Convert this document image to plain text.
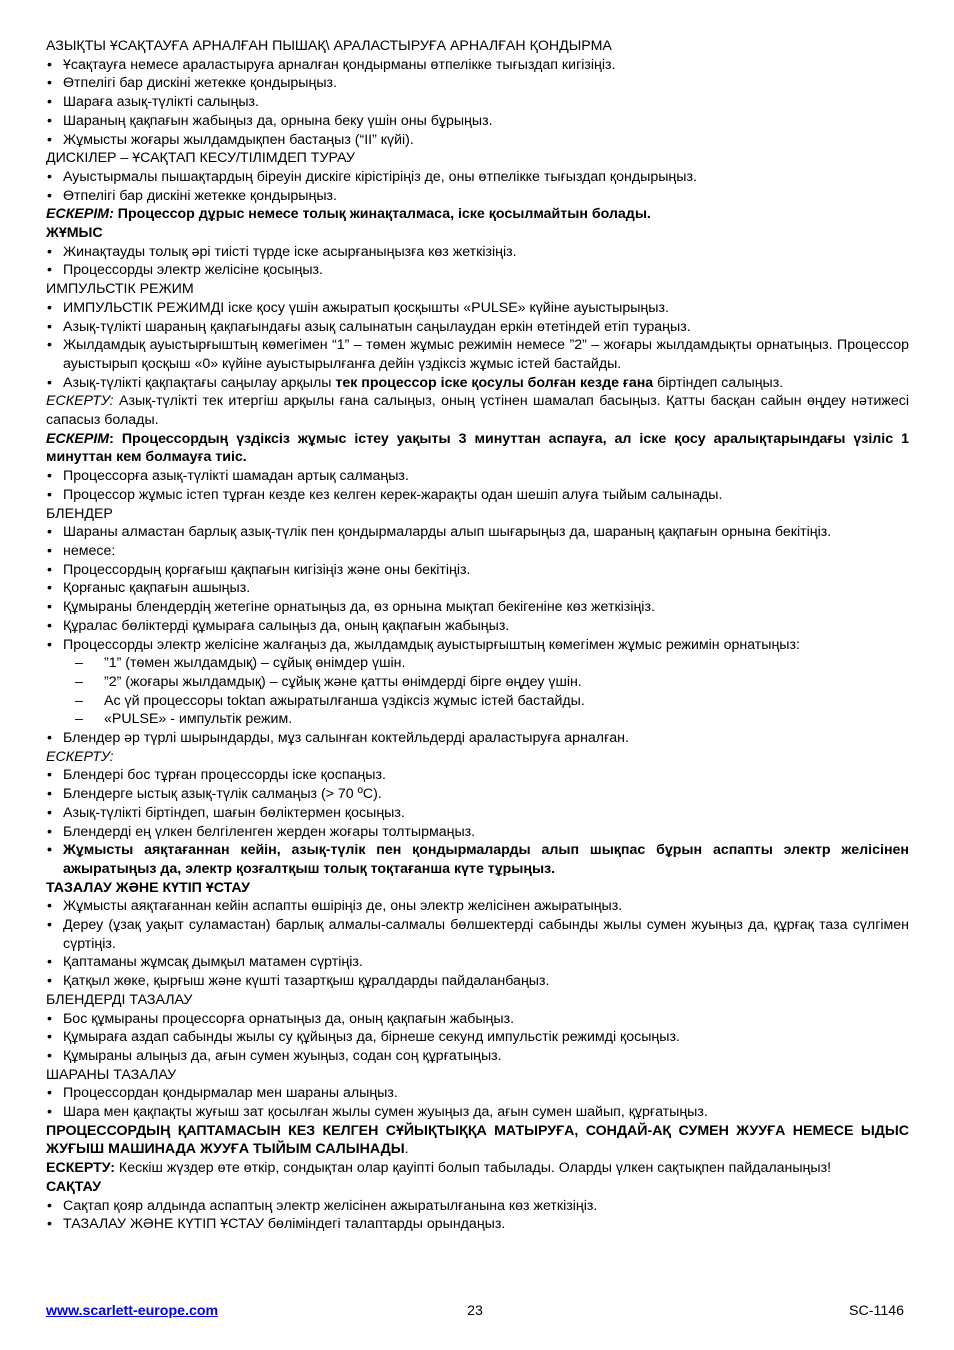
АЗЫҚТЫ ҰСАҚТАУҒА АРНАЛҒАН ПЫШАҚ\ АРАЛАСТЫРУҒА АРНАЛҒАН ҚОНДЫРМА

• Ұсақтауға немесе араластыруға арналған қондырманы өтпелікке тығыздап кигізіңіз.

• Өтпелігі бар дискіні жетекке қондырыңыз.

• Шараға азық-түлікті салыңыз.

• Шараның қақпағын жабыңыз да, орнына беку үшін оны бұрыңыз.

• Жұмысты жоғары жылдамдықпен бастаңыз (“II” күйі).

ДИСКІЛЕР – ҰСАҚТАП КЕСУ/ТІЛІМДЕП ТУРАУ

• Ауыстырмалы пышақтардың біреуін дискіге кірістіріңіз де, оны өтпелікке тығыздап қондырыңыз.

• Өтпелігі бар дискіні жетекке қондырыңыз.

ЕСКЕРІМ: Процессор дұрыс немесе толық жинақталмаса, іске қосылмайтын болады.

ЖҰМЫС

• Жинақтауды толық әрі тиісті түрде іске асырғаныңызға көз жеткізіңіз.

• Процессорды электр желісіне қосыңыз.

ИМПУЛЬСТІК РЕЖИМ

• ИМПУЛЬСТІК РЕЖИМДІ іске қосу үшін ажыратып қосқышты «PULSE» күйіне ауыстырыңыз.

• Азық-түлікті шараның қақпағындағы азық салынатын саңылаудан еркін өтетіндей етіп тураңыз.

• Жылдамдық ауыстырғыштың көмегімен “1” – төмен жұмыс режимін немесе ”2” – жоғары жылдамдықты орнатыңыз. Процессор ауыстырып қосқыш «0» күйіне ауыстырылғанға дейін үздіксіз жұмыс істей бастайды.

• Азық-түлікті қақпақтағы саңылау арқылы тек процессор іске қосулы болған кезде ғана біртіндеп салыңыз.

ЕСКЕРТУ: Азық-түлікті тек итергіш арқылы ғана салыңыз, оның үстінен шамалап басыңыз. Қатты басқан сайын өңдеу нәтижесі сапасыз болады.

ЕСКЕРІМ: Процессордың үздіксіз жұмыс істеу уақыты 3 минуттан аспауға, ал іске қосу аралықтарындағы үзіліс 1 минуттан кем болмауға тиіс.

• Процессорға азық-түлікті шамадан артық салмаңыз.

• Процессор жұмыс істеп тұрған кезде кез келген керек-жарақты одан шешіп алуға тыйым салынады.

БЛЕНДЕР

• Шараны алмастан барлық азық-түлік пен қондырмаларды алып шығарыңыз да, шараның қақпағын орнына бекітіңіз.

• немесе:

• Процессордың қорғағыш қақпағын кигізіңіз және оны бекітіңіз.

• Қорғаныс қақпағын ашыңыз.

• Құмыраны блендердің жетегіне орнатыңыз да, өз орнына мықтап бекігеніне көз жеткізіңіз.

• Құралас бөліктерді құмыраға салыңыз да, оның қақпағын жабыңыз.

• Процессорды электр желісіне жалғаңыз да, жылдамдық ауыстырғыштың көмегімен жұмыс режимін орнатыңыз:

– ”1” (төмен жылдамдық) – сұйық өнімдер үшін.

– ”2” (жоғары жылдамдық) – сұйық және қатты өнімдерді бірге өңдеу үшін.

– Ас үй процессоры toktan ажыратылғанша үздіксіз жұмыс істей бастайды.

– «PULSE» - импультік режим.

• Блендер әр түрлі шырындарды, мұз салынған коктейльдерді араластыруға арналған.

ЕСКЕРТУ:

• Блендері бос тұрған процессорды іске қоспаңыз.

• Блендерге ыстық азық-түлік салмаңыз (> 70 ºC).

• Азық-түлікті біртіндеп, шағын бөліктермен қосыңыз.

• Блендерді ең үлкен белгіленген жерден жоғары толтырмаңыз.

• Жұмысты аяқтағаннан кейін, азық-түлік пен қондырмаларды алып шықпас бұрын аспапты электр желісінен ажыратыңыз да, электр қозғалтқыш толық тоқтағанша күте тұрыңыз.

ТАЗАЛАУ ЖӘНЕ КҮТІП ҰСТАУ

• Жұмысты аяқтағаннан кейін аспапты өшіріңіз де, оны электр желісінен ажыратыңыз.

• Дереу (ұзақ уақыт суламастан) барлық алмалы-салмалы бөлшектерді сабынды жылы сумен жуыңыз да, құрғақ таза сүлгімен сүртіңіз.

• Қаптаманы жұмсақ дымқыл матамен сүртіңіз.

• Қатқыл жөке, қырғыш және күшті тазартқыш құралдарды пайдаланбаңыз.

БЛЕНДЕРДІ ТАЗАЛАУ

• Бос құмыраны процессорға орнатыңыз да, оның қақпағын жабыңыз.

• Құмыраға аздап сабынды жылы су құйыңыз да, бірнеше секунд импульстік режимді қосыңыз.

• Құмыраны алыңыз да, ағын сумен жуыңыз, содан соң құрғатыңыз.

ШАРАНЫ ТАЗАЛАУ

• Процессордан қондырмалар мен шараны алыңыз.

• Шара мен қақпақты жуғыш зат қосылған жылы сумен жуыңыз да, ағын сумен шайып, құрғатыңыз.

ПРОЦЕССОРДЫҢ ҚАПТАМАСЫН КЕЗ КЕЛГЕН СҰЙЫҚТЫҚҚА МАТЫРУҒА, СОНДАЙ-АҚ СУМЕН ЖУУҒА НЕМЕСЕ ЫДЫС ЖУҒЫШ МАШИНАДА ЖУУҒА ТЫЙЫМ САЛЫНАДЫ.

ЕСКЕРТУ: Кескіш жүздер өте өткір, сондықтан олар қауіпті болып табылады. Оларды үлкен сақтықпен пайдаланыңыз!

САҚТАУ

• Сақтап қояр алдында аспаптың электр желісінен ажыратылғанына көз жеткізіңіз.

• ТАЗАЛАУ ЖӘНЕ КҮТІП ҰСТАУ бөліміндегі талаптарды орындаңыз.

www.scarlett-europe.com	23	SC-1146
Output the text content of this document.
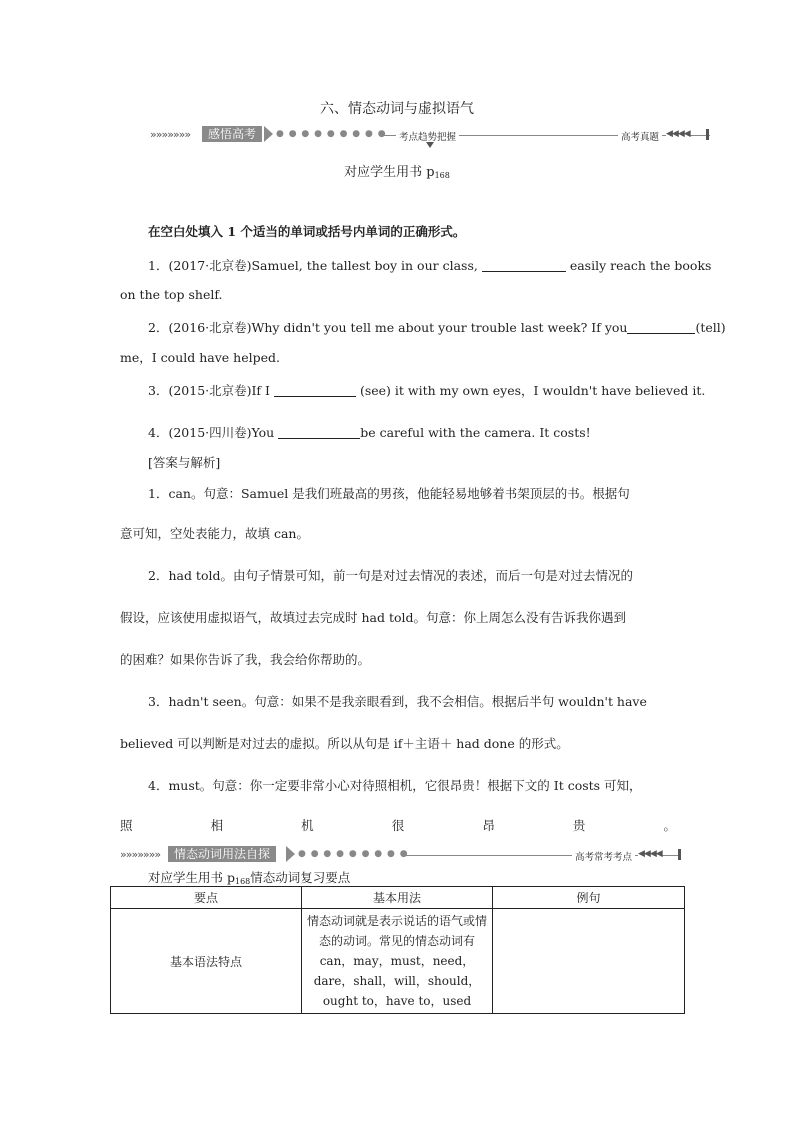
六、情态动词与虚拟语气
»»»»»»»	感悟高考	● ● ● ● ● ● ● ● ●	考点趋势把握	高考真题 ◀◀◀◀
对应学生用书 $p_{168}$
在空白处填入 1 个适当的单词或括号内单词的正确形式。
1．(2017·北京卷)Samuel, the tallest boy in our class,	easily reach the books
on the top shelf.
2．(2016·北京卷)Why didn't you tell me about your trouble last week? If you	(tell)
me，I could have helped.
3．(2015·北京卷)If I	(see) it with my own eyes，I wouldn't have believed it.
4．(2015·四川卷)You	be careful with the camera. It costs!
[答案与解析]
1．can。句意：Samuel 是我们班最高的男孩，他能轻易地够着书架顶层的书。根据句
意可知，空处表能力，故填 can。
2．had told。由句子情景可知，前一句是对过去情况的表述，而后一句是对过去情况的
假设，应该使用虚拟语气，故填过去完成时 had told。句意：你上周怎么没有告诉我你遇到
的困难？如果你告诉了我，我会给你帮助的。
3．hadn't seen。句意：如果不是我亲眼看到，我不会相信。根据后半句 wouldn't have
believed 可以判断是对过去的虚拟。所以从句是 if＋主语＋ had done 的形式。
4．must。句意：你一定要非常小心对待照相机，它很昂贵！根据下文的 It costs 可知，
照	相	机	很	昂	贵	。
»»»»»»»	情态动词用法自探	● ● ● ● ● ● ● ● ●	高考常考考点 ◀◀◀◀
对应学生用书 $p_{168}$情态动词复习要点
要点	基本用法	例句
基本语法特点	情态动词就是表示说话的语气或情态的动词。常见的情态动词有 can，may，must，need，dare，shall，will，should，ought to，have to，used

DIRECTION — Every entry above needs to be retyped exactly; drop the pictures.

SOLUTION TO THIS TASK —
Convert this document image to plain text.
АЗЫҚТЫ ҰСАҚТАУҒА АРНАЛҒАН ПЫШАҚ\ АРАЛАСТЫРУҒА АРНАЛҒАН ҚОНДЫРМА

• Ұсақтауға немесе араластыруға арналған қондырманы өтпелікке тығыздап кигізіңіз.

• Өтпелігі бар дискіні жетекке қондырыңыз.

• Шараға азық-түлікті салыңыз.

• Шараның қақпағын жабыңыз да, орнына беку үшін оны бұрыңыз.

• Жұмысты жоғары жылдамдықпен бастаңыз (“II” күйі).

ДИСКІЛЕР – ҰСАҚТАП КЕСУ/ТІЛІМДЕП ТУРАУ

• Ауыстырмалы пышақтардың біреуін дискіге кірістіріңіз де, оны өтпелікке тығыздап қондырыңыз.

• Өтпелігі бар дискіні жетекке қондырыңыз.

ЕСКЕРІМ: Процессор дұрыс немесе толық жинақталмаса, іске қосылмайтын болады.

ЖҰМЫС

• Жинақтауды толық әрі тиісті түрде іске асырғаныңызға көз жеткізіңіз.

• Процессорды электр желісіне қосыңыз.

ИМПУЛЬСТІК РЕЖИМ

• ИМПУЛЬСТІК РЕЖИМДІ іске қосу үшін ажыратып қосқышты «PULSE» күйіне ауыстырыңыз.

• Азық-түлікті шараның қақпағындағы азық салынатын саңылаудан еркін өтетіндей етіп тураңыз.

• Жылдамдық ауыстырғыштың көмегімен “1” – төмен жұмыс режимін немесе ”2” – жоғары жылдамдықты орнатыңыз. Процессор ауыстырып қосқыш «0» күйіне ауыстырылғанға дейін үздіксіз жұмыс істей бастайды.

• Азық-түлікті қақпақтағы саңылау арқылы тек процессор іске қосулы болған кезде ғана біртіндеп салыңыз.

ЕСКЕРТУ: Азық-түлікті тек итергіш арқылы ғана салыңыз, оның үстінен шамалап басыңыз. Қатты басқан сайын өңдеу нәтижесі сапасыз болады.

ЕСКЕРІМ: Процессордың үздіксіз жұмыс істеу уақыты 3 минуттан аспауға, ал іске қосу аралықтарындағы үзіліс 1 минуттан кем болмауға тиіс.

• Процессорға азық-түлікті шамадан артық салмаңыз.

• Процессор жұмыс істеп тұрған кезде кез келген керек-жарақты одан шешіп алуға тыйым салынады.

БЛЕНДЕР

• Шараны алмастан барлық азық-түлік пен қондырмаларды алып шығарыңыз да, шараның қақпағын орнына бекітіңіз.

• немесе:

• Процессордың қорғағыш қақпағын кигізіңіз және оны бекітіңіз.

• Қорғаныс қақпағын ашыңыз.

• Құмыраны блендердің жетегіне орнатыңыз да, өз орнына мықтап бекігеніне көз жеткізіңіз.

• Құралас бөліктерді құмыраға салыңыз да, оның қақпағын жабыңыз.

• Процессорды электр желісіне жалғаңыз да, жылдамдық ауыстырғыштың көмегімен жұмыс режимін орнатыңыз:

– ”1” (төмен жылдамдық) – сұйық өнімдер үшін.

– ”2” (жоғары жылдамдық) – сұйық және қатты өнімдерді бірге өңдеу үшін.

– Ас үй процессоры toktan ажыратылғанша үздіксіз жұмыс істей бастайды.

– «PULSE» - импультік режим.

• Блендер әр түрлі шырындарды, мұз салынған коктейльдерді араластыруға арналған.

ЕСКЕРТУ:

• Блендері бос тұрған процессорды іске қоспаңыз.

• Блендерге ыстық азық-түлік салмаңыз (> 70 ºC).

• Азық-түлікті біртіндеп, шағын бөліктермен қосыңыз.

• Блендерді ең үлкен белгіленген жерден жоғары толтырмаңыз.

• Жұмысты аяқтағаннан кейін, азық-түлік пен қондырмаларды алып шықпас бұрын аспапты электр желісінен ажыратыңыз да, электр қозғалтқыш толық тоқтағанша күте тұрыңыз.

ТАЗАЛАУ ЖӘНЕ КҮТІП ҰСТАУ

• Жұмысты аяқтағаннан кейін аспапты өшіріңіз де, оны электр желісінен ажыратыңыз.

• Дереу (ұзақ уақыт суламастан) барлық алмалы-салмалы бөлшектерді сабынды жылы сумен жуыңыз да, құрғақ таза сүлгімен сүртіңіз.

• Қаптаманы жұмсақ дымқыл матамен сүртіңіз.

• Қатқыл жөке, қырғыш және күшті тазартқыш құралдарды пайдаланбаңыз.

БЛЕНДЕРДІ ТАЗАЛАУ

• Бос құмыраны процессорға орнатыңыз да, оның қақпағын жабыңыз.

• Құмыраға аздап сабынды жылы су құйыңыз да, бірнеше секунд импульстік режимді қосыңыз.

• Құмыраны алыңыз да, ағын сумен жуыңыз, содан соң құрғатыңыз.

ШАРАНЫ ТАЗАЛАУ

• Процессордан қондырмалар мен шараны алыңыз.

• Шара мен қақпақты жуғыш зат қосылған жылы сумен жуыңыз да, ағын сумен шайып, құрғатыңыз.

ПРОЦЕССОРДЫҢ ҚАПТАМАСЫН КЕЗ КЕЛГЕН СҰЙЫҚТЫҚҚА МАТЫРУҒА, СОНДАЙ-АҚ СУМЕН ЖУУҒА НЕМЕСЕ ЫДЫС ЖУҒЫШ МАШИНАДА ЖУУҒА ТЫЙЫМ САЛЫНАДЫ.

ЕСКЕРТУ: Кескіш жүздер өте өткір, сондықтан олар қауіпті болып табылады. Оларды үлкен сақтықпен пайдаланыңыз!

САҚТАУ

• Сақтап қояр алдында аспаптың электр желісінен ажыратылғанына көз жеткізіңіз.

• ТАЗАЛАУ ЖӘНЕ КҮТІП ҰСТАУ бөліміндегі талаптарды орындаңыз.

www.scarlett-europe.com	23	SC-1146
Output the text content of this document.
六、情态动词与虚拟语气
»»»»»»»	感悟高考	● ● ● ● ● ● ● ● ●	考点趋势把握	高考真题 ◀◀◀◀
对应学生用书 $p_{168}$
在空白处填入 1 个适当的单词或括号内单词的正确形式。
1．(2017·北京卷)Samuel, the tallest boy in our class,	easily reach the books
on the top shelf.
2．(2016·北京卷)Why didn't you tell me about your trouble last week? If you	(tell)
me，I could have helped.
3．(2015·北京卷)If I	(see) it with my own eyes，I wouldn't have believed it.
4．(2015·四川卷)You	be careful with the camera. It costs!
[答案与解析]
1．can。句意：Samuel 是我们班最高的男孩，他能轻易地够着书架顶层的书。根据句
意可知，空处表能力，故填 can。
2．had told。由句子情景可知，前一句是对过去情况的表述，而后一句是对过去情况的
假设，应该使用虚拟语气，故填过去完成时 had told。句意：你上周怎么没有告诉我你遇到
的困难？如果你告诉了我，我会给你帮助的。
3．hadn't seen。句意：如果不是我亲眼看到，我不会相信。根据后半句 wouldn't have
believed 可以判断是对过去的虚拟。所以从句是 if＋主语＋ had done 的形式。
4．must。句意：你一定要非常小心对待照相机，它很昂贵！根据下文的 It costs 可知，
照	相	机	很	昂	贵	。
»»»»»»»	情态动词用法自探	● ● ● ● ● ● ● ● ●	高考常考考点 ◀◀◀◀
对应学生用书 $p_{168}$情态动词复习要点
要点	基本用法	例句
基本语法特点	情态动词就是表示说话的语气或情态的动词。常见的情态动词有 can，may，must，need，dare，shall，will，should，ought to，have to，used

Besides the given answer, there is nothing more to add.